In the election of 2000, Florida was the key to presidential victory on both sides of the aisle. The voting process in the state was a mess -- with poorly designed ballots and counting irregularities abound. Both George W. Bush and Al Gore both declared victory in the state before election night was over, kicking off one of the most drawn-out election results in the nation's history.
The election quickly went from a decision steered by vote counts to one steered by the courts.
The bitter court battle first escalated up to Florida's Supreme Court, where a manual recount of ballots was issued. The order was appealed up to the US Supreme Court, where it was reversed and Florida's 25 electoral votes, along with the presidency, was handed to Bush.
Though Ginsburg was not on the winning side, she did not go gentle into that good night.

------------------------------------

#### AIM A
Summarize the passage on the 2000 Florida election in two sentences.
#### AIM B
Name every person mentioned in the passage on the 2000 Florida election.
#### AIM C
Please carry on the passage on the 2000 Florida election from its last sentence.
The items that come after this passage aren't needed for any task here.

------------------------------------

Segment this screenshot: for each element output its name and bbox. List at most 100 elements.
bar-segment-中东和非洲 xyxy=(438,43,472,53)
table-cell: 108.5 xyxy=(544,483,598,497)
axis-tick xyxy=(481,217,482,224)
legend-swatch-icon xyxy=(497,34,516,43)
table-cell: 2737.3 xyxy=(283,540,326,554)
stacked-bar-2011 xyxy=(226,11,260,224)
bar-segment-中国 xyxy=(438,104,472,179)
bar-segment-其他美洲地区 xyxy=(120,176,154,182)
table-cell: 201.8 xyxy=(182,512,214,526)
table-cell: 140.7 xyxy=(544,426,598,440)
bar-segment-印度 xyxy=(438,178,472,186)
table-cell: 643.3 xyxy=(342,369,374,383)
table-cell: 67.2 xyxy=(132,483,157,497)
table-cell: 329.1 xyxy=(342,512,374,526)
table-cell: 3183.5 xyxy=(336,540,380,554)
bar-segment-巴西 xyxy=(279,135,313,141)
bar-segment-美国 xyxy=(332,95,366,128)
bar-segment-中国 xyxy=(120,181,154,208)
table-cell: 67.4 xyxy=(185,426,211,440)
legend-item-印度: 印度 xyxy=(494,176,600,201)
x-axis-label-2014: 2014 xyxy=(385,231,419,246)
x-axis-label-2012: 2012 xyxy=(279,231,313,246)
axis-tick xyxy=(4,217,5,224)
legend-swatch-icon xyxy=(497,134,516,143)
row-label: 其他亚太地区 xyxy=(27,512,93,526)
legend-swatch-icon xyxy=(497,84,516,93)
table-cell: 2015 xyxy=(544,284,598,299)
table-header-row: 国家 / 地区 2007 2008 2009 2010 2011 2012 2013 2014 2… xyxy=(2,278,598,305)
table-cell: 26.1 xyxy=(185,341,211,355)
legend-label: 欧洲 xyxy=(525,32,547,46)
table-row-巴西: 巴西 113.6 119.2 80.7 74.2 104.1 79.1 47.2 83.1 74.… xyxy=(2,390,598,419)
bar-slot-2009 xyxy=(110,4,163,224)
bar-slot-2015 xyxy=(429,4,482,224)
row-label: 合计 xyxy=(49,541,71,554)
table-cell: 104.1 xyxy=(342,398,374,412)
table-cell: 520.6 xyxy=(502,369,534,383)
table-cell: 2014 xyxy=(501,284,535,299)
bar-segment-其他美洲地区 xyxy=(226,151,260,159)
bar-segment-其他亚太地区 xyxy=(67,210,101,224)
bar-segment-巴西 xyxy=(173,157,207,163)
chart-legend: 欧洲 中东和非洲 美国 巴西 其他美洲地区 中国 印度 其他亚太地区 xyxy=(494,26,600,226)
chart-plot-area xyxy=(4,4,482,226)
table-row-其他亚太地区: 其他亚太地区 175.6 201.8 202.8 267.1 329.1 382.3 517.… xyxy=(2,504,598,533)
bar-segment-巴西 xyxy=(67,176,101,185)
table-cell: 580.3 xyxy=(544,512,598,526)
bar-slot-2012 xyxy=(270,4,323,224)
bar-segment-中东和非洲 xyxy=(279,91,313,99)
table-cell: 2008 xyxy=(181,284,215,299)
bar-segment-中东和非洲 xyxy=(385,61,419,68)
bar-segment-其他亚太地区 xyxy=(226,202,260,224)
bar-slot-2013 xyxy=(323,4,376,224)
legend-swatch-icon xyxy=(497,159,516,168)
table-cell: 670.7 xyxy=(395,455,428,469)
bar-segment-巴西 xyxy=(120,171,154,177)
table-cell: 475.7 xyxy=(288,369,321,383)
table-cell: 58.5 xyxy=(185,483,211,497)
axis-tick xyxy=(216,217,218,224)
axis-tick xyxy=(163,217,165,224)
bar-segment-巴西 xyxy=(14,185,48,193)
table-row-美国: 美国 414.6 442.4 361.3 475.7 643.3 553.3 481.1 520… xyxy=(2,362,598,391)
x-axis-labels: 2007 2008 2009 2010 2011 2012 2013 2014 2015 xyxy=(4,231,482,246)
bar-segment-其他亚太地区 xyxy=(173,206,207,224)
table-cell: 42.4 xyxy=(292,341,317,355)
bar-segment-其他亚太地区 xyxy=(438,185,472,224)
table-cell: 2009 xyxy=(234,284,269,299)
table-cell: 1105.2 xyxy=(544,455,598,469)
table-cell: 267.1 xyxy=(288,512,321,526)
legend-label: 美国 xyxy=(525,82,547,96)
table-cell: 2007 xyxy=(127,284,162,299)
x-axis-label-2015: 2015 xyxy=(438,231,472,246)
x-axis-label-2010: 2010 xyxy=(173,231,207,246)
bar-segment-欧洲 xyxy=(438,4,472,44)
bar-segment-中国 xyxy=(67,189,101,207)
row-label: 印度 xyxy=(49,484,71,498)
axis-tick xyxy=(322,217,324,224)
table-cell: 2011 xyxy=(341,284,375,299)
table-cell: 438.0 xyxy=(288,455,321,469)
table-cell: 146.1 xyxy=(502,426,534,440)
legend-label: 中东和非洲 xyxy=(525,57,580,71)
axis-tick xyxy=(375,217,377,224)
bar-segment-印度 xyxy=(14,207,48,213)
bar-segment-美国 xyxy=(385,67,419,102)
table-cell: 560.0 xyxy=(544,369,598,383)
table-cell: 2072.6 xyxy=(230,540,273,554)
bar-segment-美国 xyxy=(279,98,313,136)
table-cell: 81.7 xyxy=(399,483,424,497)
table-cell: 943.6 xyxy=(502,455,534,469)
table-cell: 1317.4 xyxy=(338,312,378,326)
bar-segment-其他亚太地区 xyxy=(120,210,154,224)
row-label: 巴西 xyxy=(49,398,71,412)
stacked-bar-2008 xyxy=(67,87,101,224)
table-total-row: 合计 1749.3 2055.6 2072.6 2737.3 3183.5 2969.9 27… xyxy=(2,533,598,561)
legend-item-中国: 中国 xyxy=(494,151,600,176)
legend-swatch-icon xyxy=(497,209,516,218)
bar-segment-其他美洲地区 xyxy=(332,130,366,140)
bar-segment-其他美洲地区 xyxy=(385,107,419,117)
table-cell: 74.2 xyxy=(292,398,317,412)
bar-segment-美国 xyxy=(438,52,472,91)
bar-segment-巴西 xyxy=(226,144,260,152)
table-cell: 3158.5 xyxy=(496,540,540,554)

------------------------------------

#### FINAL ANSWER A
In the 2000 presidential election, Florida was decisive, but its voting process was marred by poorly designed ballots and counting irregularities, and both George W. Bush and Al Gore declared victory there before election night ended. The dispute moved to the courts: Florida's Supreme Court ordered a manual recount, and the US Supreme Court reversed that order, handing Florida's 25 electoral votes and the presidency to Bush.

#### FINAL ANSWER B
George W. Bush, Al Gore, Ginsburg

#### FINAL ANSWER C
''I might join the chief justice were it my commission to interpret Florida law,'' Ginsburg wrote. ''The extraordinary setting of this case has obscured the ordinary principle that dictates its proper resolution: federal courts defer to state high courts' interpretations of their state's own law. This principle reflects the core of federalism, on which all agree.''
''Were the other members of this court as mindful as they generally are of our system of dual sovereignty,'' Justice Ginsburg concluded, ''they would affirm the judgment of the Florida Supreme Court.''
But while colleagues wrote they dissented "respectfully," as Ginsburg typically does, she said only: "I dissent."